Each record is to be printed again precisely as it reads.

## START

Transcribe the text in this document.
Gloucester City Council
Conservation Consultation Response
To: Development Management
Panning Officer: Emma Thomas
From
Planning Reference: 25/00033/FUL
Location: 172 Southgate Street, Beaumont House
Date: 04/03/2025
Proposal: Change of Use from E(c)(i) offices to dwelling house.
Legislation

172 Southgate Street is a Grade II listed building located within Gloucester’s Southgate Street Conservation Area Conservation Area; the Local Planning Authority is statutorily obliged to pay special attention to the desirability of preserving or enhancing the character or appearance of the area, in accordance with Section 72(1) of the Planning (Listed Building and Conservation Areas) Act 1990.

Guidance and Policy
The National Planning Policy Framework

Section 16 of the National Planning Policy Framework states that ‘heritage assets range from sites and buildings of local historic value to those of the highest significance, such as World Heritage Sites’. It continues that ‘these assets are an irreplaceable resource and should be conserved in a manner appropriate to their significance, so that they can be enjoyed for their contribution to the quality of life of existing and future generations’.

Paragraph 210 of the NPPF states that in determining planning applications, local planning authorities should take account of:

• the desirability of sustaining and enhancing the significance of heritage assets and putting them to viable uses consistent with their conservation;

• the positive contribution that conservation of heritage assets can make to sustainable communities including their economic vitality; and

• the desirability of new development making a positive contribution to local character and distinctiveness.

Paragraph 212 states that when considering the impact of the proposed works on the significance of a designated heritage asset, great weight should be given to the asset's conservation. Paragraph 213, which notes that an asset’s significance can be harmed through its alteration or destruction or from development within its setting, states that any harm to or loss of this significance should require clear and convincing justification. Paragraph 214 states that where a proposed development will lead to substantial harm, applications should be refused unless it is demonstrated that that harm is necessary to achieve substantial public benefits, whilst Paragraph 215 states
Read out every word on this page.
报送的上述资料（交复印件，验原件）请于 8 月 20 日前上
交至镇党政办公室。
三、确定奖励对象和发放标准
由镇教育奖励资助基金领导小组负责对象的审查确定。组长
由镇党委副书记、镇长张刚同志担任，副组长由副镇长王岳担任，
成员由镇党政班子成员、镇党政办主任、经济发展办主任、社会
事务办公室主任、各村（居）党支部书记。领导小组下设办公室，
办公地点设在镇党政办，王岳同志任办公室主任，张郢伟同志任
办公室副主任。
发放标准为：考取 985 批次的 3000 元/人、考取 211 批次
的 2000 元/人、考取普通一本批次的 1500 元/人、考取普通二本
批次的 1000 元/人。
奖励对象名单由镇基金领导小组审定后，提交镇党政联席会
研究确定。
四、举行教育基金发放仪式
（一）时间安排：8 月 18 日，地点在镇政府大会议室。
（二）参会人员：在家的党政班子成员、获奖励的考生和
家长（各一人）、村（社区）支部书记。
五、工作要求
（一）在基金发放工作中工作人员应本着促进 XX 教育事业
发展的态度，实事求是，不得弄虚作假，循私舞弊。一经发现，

## END

- Finished exercise:
Transcribe the text in this document.
Gloucester City Council
Conservation Consultation Response
To: Development Management
Panning Officer: Emma Thomas
From
Planning Reference: 25/00033/FUL
Location: 172 Southgate Street, Beaumont House
Date: 04/03/2025
Proposal: Change of Use from E(c)(i) offices to dwelling house.
Legislation

172 Southgate Street is a Grade II listed building located within Gloucester’s Southgate Street Conservation Area Conservation Area; the Local Planning Authority is statutorily obliged to pay special attention to the desirability of preserving or enhancing the character or appearance of the area, in accordance with Section 72(1) of the Planning (Listed Building and Conservation Areas) Act 1990.

Guidance and Policy
The National Planning Policy Framework

Section 16 of the National Planning Policy Framework states that ‘heritage assets range from sites and buildings of local historic value to those of the highest significance, such as World Heritage Sites’. It continues that ‘these assets are an irreplaceable resource and should be conserved in a manner appropriate to their significance, so that they can be enjoyed for their contribution to the quality of life of existing and future generations’.

Paragraph 210 of the NPPF states that in determining planning applications, local planning authorities should take account of:

• the desirability of sustaining and enhancing the significance of heritage assets and putting them to viable uses consistent with their conservation;

• the positive contribution that conservation of heritage assets can make to sustainable communities including their economic vitality; and

• the desirability of new development making a positive contribution to local character and distinctiveness.

Paragraph 212 states that when considering the impact of the proposed works on the significance of a designated heritage asset, great weight should be given to the asset's conservation. Paragraph 213, which notes that an asset’s significance can be harmed through its alteration or destruction or from development within its setting, states that any harm to or loss of this significance should require clear and convincing justification. Paragraph 214 states that where a proposed development will lead to substantial harm, applications should be refused unless it is demonstrated that that harm is necessary to achieve substantial public benefits, whilst Paragraph 215 states
Read out every word on this page.
报送的上述资料（交复印件，验原件）请于 8 月 20 日前上
交至镇党政办公室。
三、确定奖励对象和发放标准
由镇教育奖励资助基金领导小组负责对象的审查确定。组长
由镇党委副书记、镇长张刚同志担任，副组长由副镇长王岳担任，
成员由镇党政班子成员、镇党政办主任、经济发展办主任、社会
事务办公室主任、各村（居）党支部书记。领导小组下设办公室，
办公地点设在镇党政办，王岳同志任办公室主任，张郢伟同志任
办公室副主任。
发放标准为：考取 985 批次的 3000 元/人、考取 211 批次
的 2000 元/人、考取普通一本批次的 1500 元/人、考取普通二本
批次的 1000 元/人。
奖励对象名单由镇基金领导小组审定后，提交镇党政联席会
研究确定。
四、举行教育基金发放仪式
（一）时间安排：8 月 18 日，地点在镇政府大会议室。
（二）参会人员：在家的党政班子成员、获奖励的考生和
家长（各一人）、村（社区）支部书记。
五、工作要求
（一）在基金发放工作中工作人员应本着促进 XX 教育事业
发展的态度，实事求是，不得弄虚作假，循私舞弊。一经发现，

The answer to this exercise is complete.